§ **What needs to be done**: Copy the lines below as they are; omit the images they contain.

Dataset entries
=-=-=
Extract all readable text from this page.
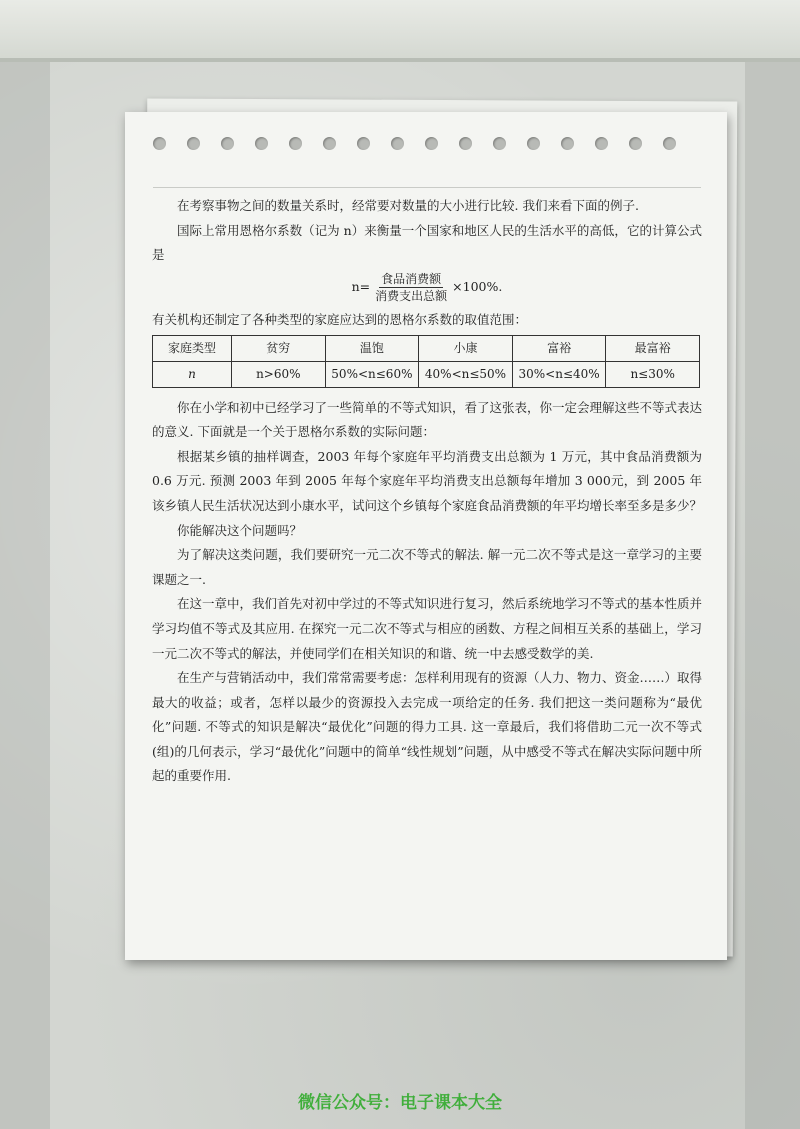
在考察事物之间的数量关系时，经常要对数量的大小进行比较. 我们来看下面的例子.

国际上常用恩格尔系数（记为 n）来衡量一个国家和地区人民的生活水平的高低，它的计算公式是

$n= \frac{\text{食品消费额}}{\text{消费支出总额}} \times 100\%$.

有关机构还制定了各种类型的家庭应达到的恩格尔系数的取值范围：

家庭类型	贫穷	温饱	小康	富裕	最富裕
n	n>60%	50%<n≤60%	40%<n≤50%	30%<n≤40%	n≤30%

你在小学和初中已经学习了一些简单的不等式知识，看了这张表，你一定会理解这些不等式表达的意义. 下面就是一个关于恩格尔系数的实际问题：

根据某乡镇的抽样调查，2003 年每个家庭年平均消费支出总额为 1 万元，其中食品消费额为 0.6 万元. 预测 2003 年到 2005 年每个家庭年平均消费支出总额每年增加 3 000元，到 2005 年该乡镇人民生活状况达到小康水平，试问这个乡镇每个家庭食品消费额的年平均增长率至多是多少？

你能解决这个问题吗？

为了解决这类问题，我们要研究一元二次不等式的解法. 解一元二次不等式是这一章学习的主要课题之一.

在这一章中，我们首先对初中学过的不等式知识进行复习，然后系统地学习不等式的基本性质并学习均值不等式及其应用. 在探究一元二次不等式与相应的函数、方程之间相互关系的基础上，学习一元二次不等式的解法，并使同学们在相关知识的和谐、统一中去感受数学的美.

在生产与营销活动中，我们常常需要考虑：怎样利用现有的资源（人力、物力、资金……）取得最大的收益；或者，怎样以最少的资源投入去完成一项给定的任务. 我们把这一类问题称为“最优化”问题. 不等式的知识是解决“最优化”问题的得力工具. 这一章最后，我们将借助二元一次不等式(组)的几何表示，学习“最优化”问题中的简单“线性规划”问题，从中感受不等式在解决实际问题中所起的重要作用.

微信公众号：电子课本大全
=-=-=
§ **Finished exercise**:
Extract all readable text from this page.
在考察事物之间的数量关系时，经常要对数量的大小进行比较. 我们来看下面的例子.

国际上常用恩格尔系数（记为 n）来衡量一个国家和地区人民的生活水平的高低，它的计算公式是

$n= \frac{\text{食品消费额}}{\text{消费支出总额}} \times 100\%$.

有关机构还制定了各种类型的家庭应达到的恩格尔系数的取值范围：

家庭类型	贫穷	温饱	小康	富裕	最富裕
n	n>60%	50%<n≤60%	40%<n≤50%	30%<n≤40%	n≤30%

你在小学和初中已经学习了一些简单的不等式知识，看了这张表，你一定会理解这些不等式表达的意义. 下面就是一个关于恩格尔系数的实际问题：

根据某乡镇的抽样调查，2003 年每个家庭年平均消费支出总额为 1 万元，其中食品消费额为 0.6 万元. 预测 2003 年到 2005 年每个家庭年平均消费支出总额每年增加 3 000元，到 2005 年该乡镇人民生活状况达到小康水平，试问这个乡镇每个家庭食品消费额的年平均增长率至多是多少？

你能解决这个问题吗？

为了解决这类问题，我们要研究一元二次不等式的解法. 解一元二次不等式是这一章学习的主要课题之一.

在这一章中，我们首先对初中学过的不等式知识进行复习，然后系统地学习不等式的基本性质并学习均值不等式及其应用. 在探究一元二次不等式与相应的函数、方程之间相互关系的基础上，学习一元二次不等式的解法，并使同学们在相关知识的和谐、统一中去感受数学的美.

在生产与营销活动中，我们常常需要考虑：怎样利用现有的资源（人力、物力、资金……）取得最大的收益；或者，怎样以最少的资源投入去完成一项给定的任务. 我们把这一类问题称为“最优化”问题. 不等式的知识是解决“最优化”问题的得力工具. 这一章最后，我们将借助二元一次不等式(组)的几何表示，学习“最优化”问题中的简单“线性规划”问题，从中感受不等式在解决实际问题中所起的重要作用.

微信公众号：电子课本大全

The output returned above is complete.